Aim ▸
Your job is to restate each entry word for word.

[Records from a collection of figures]
──────
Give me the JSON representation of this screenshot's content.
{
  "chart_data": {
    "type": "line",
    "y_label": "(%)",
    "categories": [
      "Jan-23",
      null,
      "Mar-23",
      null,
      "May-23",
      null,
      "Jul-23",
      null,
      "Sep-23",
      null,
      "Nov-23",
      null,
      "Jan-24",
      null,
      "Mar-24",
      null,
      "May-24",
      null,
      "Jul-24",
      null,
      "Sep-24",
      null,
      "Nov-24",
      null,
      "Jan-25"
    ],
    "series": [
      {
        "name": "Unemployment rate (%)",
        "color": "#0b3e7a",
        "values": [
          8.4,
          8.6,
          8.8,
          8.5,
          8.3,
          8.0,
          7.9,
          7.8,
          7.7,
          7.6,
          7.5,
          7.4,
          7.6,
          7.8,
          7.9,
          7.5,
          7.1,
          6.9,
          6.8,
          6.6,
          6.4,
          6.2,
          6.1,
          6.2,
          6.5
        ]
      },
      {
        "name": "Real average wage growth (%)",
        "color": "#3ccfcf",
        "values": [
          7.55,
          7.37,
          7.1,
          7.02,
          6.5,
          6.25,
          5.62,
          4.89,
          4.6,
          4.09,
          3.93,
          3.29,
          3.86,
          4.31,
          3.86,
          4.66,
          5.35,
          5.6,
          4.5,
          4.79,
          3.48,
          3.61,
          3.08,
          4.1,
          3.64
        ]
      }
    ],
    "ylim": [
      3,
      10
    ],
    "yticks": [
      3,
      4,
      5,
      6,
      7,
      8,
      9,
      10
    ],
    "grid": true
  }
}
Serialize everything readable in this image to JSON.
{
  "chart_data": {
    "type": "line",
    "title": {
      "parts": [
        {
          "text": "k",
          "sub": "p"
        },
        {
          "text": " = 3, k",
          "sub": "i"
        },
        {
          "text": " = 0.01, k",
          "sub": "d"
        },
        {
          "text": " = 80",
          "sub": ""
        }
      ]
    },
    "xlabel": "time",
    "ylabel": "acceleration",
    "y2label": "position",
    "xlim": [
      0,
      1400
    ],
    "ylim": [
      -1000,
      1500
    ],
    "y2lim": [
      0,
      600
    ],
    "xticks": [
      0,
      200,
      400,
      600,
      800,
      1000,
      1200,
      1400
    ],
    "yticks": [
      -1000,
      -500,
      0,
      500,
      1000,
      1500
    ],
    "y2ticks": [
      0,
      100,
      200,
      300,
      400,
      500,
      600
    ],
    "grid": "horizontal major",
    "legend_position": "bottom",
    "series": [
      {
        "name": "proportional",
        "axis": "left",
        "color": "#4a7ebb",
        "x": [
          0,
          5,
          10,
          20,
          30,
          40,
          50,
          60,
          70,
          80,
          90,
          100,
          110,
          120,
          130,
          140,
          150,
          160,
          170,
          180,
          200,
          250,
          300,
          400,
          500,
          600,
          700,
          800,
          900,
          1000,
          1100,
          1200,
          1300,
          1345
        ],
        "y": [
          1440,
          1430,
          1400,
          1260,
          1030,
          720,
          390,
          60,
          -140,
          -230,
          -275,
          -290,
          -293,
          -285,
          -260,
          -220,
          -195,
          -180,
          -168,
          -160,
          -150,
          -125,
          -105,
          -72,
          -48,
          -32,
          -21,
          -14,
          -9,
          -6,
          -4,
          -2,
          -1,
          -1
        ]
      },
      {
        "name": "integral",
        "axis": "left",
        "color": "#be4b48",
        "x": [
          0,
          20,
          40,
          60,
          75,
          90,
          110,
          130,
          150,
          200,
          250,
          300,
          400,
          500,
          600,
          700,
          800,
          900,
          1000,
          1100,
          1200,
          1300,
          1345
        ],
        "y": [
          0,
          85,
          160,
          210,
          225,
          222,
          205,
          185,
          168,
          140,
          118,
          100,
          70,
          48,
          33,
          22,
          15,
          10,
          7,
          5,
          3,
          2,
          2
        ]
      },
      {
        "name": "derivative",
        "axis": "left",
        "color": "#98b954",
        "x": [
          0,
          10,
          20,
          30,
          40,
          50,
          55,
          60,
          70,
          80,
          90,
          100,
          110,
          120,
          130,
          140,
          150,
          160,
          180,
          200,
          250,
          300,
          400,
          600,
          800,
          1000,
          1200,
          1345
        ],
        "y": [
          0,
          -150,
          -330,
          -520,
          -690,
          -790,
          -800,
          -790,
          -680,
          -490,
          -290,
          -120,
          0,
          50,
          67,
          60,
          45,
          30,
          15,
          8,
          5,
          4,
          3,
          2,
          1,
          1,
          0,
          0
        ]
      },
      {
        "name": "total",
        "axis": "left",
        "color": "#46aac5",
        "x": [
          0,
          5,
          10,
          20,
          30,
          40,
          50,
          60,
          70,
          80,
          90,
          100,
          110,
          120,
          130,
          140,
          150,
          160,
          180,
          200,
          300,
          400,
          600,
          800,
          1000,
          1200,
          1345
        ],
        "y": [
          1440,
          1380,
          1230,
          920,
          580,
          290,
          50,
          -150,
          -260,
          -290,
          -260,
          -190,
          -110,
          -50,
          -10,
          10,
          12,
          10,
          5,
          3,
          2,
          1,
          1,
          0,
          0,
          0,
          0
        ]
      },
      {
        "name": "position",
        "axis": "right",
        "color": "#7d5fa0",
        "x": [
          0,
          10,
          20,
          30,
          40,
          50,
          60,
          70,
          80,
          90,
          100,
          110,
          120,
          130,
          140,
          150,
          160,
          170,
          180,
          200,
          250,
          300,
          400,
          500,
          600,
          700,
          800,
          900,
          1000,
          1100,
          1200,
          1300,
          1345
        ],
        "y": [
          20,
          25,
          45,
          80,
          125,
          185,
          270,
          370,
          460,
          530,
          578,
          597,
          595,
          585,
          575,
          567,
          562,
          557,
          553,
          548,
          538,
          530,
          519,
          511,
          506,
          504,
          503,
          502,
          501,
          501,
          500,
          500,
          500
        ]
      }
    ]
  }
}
──────
Response to the task ▸
Give me the JSON representation of this screenshot's content.
{
  "chart_data": {
    "type": "line",
    "y_label": "(%)",
    "categories": [
      "Jan-23",
      null,
      "Mar-23",
      null,
      "May-23",
      null,
      "Jul-23",
      null,
      "Sep-23",
      null,
      "Nov-23",
      null,
      "Jan-24",
      null,
      "Mar-24",
      null,
      "May-24",
      null,
      "Jul-24",
      null,
      "Sep-24",
      null,
      "Nov-24",
      null,
      "Jan-25"
    ],
    "series": [
      {
        "name": "Unemployment rate (%)",
        "color": "#0b3e7a",
        "values": [
          8.4,
          8.6,
          8.8,
          8.5,
          8.3,
          8.0,
          7.9,
          7.8,
          7.7,
          7.6,
          7.5,
          7.4,
          7.6,
          7.8,
          7.9,
          7.5,
          7.1,
          6.9,
          6.8,
          6.6,
          6.4,
          6.2,
          6.1,
          6.2,
          6.5
        ]
      },
      {
        "name": "Real average wage growth (%)",
        "color": "#3ccfcf",
        "values": [
          7.55,
          7.37,
          7.1,
          7.02,
          6.5,
          6.25,
          5.62,
          4.89,
          4.6,
          4.09,
          3.93,
          3.29,
          3.86,
          4.31,
          3.86,
          4.66,
          5.35,
          5.6,
          4.5,
          4.79,
          3.48,
          3.61,
          3.08,
          4.1,
          3.64
        ]
      }
    ],
    "ylim": [
      3,
      10
    ],
    "yticks": [
      3,
      4,
      5,
      6,
      7,
      8,
      9,
      10
    ],
    "grid": true
  }
}
Serialize everything readable in this image to JSON.
{
  "chart_data": {
    "type": "line",
    "title": {
      "parts": [
        {
          "text": "k",
          "sub": "p"
        },
        {
          "text": " = 3, k",
          "sub": "i"
        },
        {
          "text": " = 0.01, k",
          "sub": "d"
        },
        {
          "text": " = 80",
          "sub": ""
        }
      ]
    },
    "xlabel": "time",
    "ylabel": "acceleration",
    "y2label": "position",
    "xlim": [
      0,
      1400
    ],
    "ylim": [
      -1000,
      1500
    ],
    "y2lim": [
      0,
      600
    ],
    "xticks": [
      0,
      200,
      400,
      600,
      800,
      1000,
      1200,
      1400
    ],
    "yticks": [
      -1000,
      -500,
      0,
      500,
      1000,
      1500
    ],
    "y2ticks": [
      0,
      100,
      200,
      300,
      400,
      500,
      600
    ],
    "grid": "horizontal major",
    "legend_position": "bottom",
    "series": [
      {
        "name": "proportional",
        "axis": "left",
        "color": "#4a7ebb",
        "x": [
          0,
          5,
          10,
          20,
          30,
          40,
          50,
          60,
          70,
          80,
          90,
          100,
          110,
          120,
          130,
          140,
          150,
          160,
          170,
          180,
          200,
          250,
          300,
          400,
          500,
          600,
          700,
          800,
          900,
          1000,
          1100,
          1200,
          1300,
          1345
        ],
        "y": [
          1440,
          1430,
          1400,
          1260,
          1030,
          720,
          390,
          60,
          -140,
          -230,
          -275,
          -290,
          -293,
          -285,
          -260,
          -220,
          -195,
          -180,
          -168,
          -160,
          -150,
          -125,
          -105,
          -72,
          -48,
          -32,
          -21,
          -14,
          -9,
          -6,
          -4,
          -2,
          -1,
          -1
        ]
      },
      {
        "name": "integral",
        "axis": "left",
        "color": "#be4b48",
        "x": [
          0,
          20,
          40,
          60,
          75,
          90,
          110,
          130,
          150,
          200,
          250,
          300,
          400,
          500,
          600,
          700,
          800,
          900,
          1000,
          1100,
          1200,
          1300,
          1345
        ],
        "y": [
          0,
          85,
          160,
          210,
          225,
          222,
          205,
          185,
          168,
          140,
          118,
          100,
          70,
          48,
          33,
          22,
          15,
          10,
          7,
          5,
          3,
          2,
          2
        ]
      },
      {
        "name": "derivative",
        "axis": "left",
        "color": "#98b954",
        "x": [
          0,
          10,
          20,
          30,
          40,
          50,
          55,
          60,
          70,
          80,
          90,
          100,
          110,
          120,
          130,
          140,
          150,
          160,
          180,
          200,
          250,
          300,
          400,
          600,
          800,
          1000,
          1200,
          1345
        ],
        "y": [
          0,
          -150,
          -330,
          -520,
          -690,
          -790,
          -800,
          -790,
          -680,
          -490,
          -290,
          -120,
          0,
          50,
          67,
          60,
          45,
          30,
          15,
          8,
          5,
          4,
          3,
          2,
          1,
          1,
          0,
          0
        ]
      },
      {
        "name": "total",
        "axis": "left",
        "color": "#46aac5",
        "x": [
          0,
          5,
          10,
          20,
          30,
          40,
          50,
          60,
          70,
          80,
          90,
          100,
          110,
          120,
          130,
          140,
          150,
          160,
          180,
          200,
          300,
          400,
          600,
          800,
          1000,
          1200,
          1345
        ],
        "y": [
          1440,
          1380,
          1230,
          920,
          580,
          290,
          50,
          -150,
          -260,
          -290,
          -260,
          -190,
          -110,
          -50,
          -10,
          10,
          12,
          10,
          5,
          3,
          2,
          1,
          1,
          0,
          0,
          0,
          0
        ]
      },
      {
        "name": "position",
        "axis": "right",
        "color": "#7d5fa0",
        "x": [
          0,
          10,
          20,
          30,
          40,
          50,
          60,
          70,
          80,
          90,
          100,
          110,
          120,
          130,
          140,
          150,
          160,
          170,
          180,
          200,
          250,
          300,
          400,
          500,
          600,
          700,
          800,
          900,
          1000,
          1100,
          1200,
          1300,
          1345
        ],
        "y": [
          20,
          25,
          45,
          80,
          125,
          185,
          270,
          370,
          460,
          530,
          578,
          597,
          595,
          585,
          575,
          567,
          562,
          557,
          553,
          548,
          538,
          530,
          519,
          511,
          506,
          504,
          503,
          502,
          501,
          501,
          500,
          500,
          500
        ]
      }
    ]
  }
}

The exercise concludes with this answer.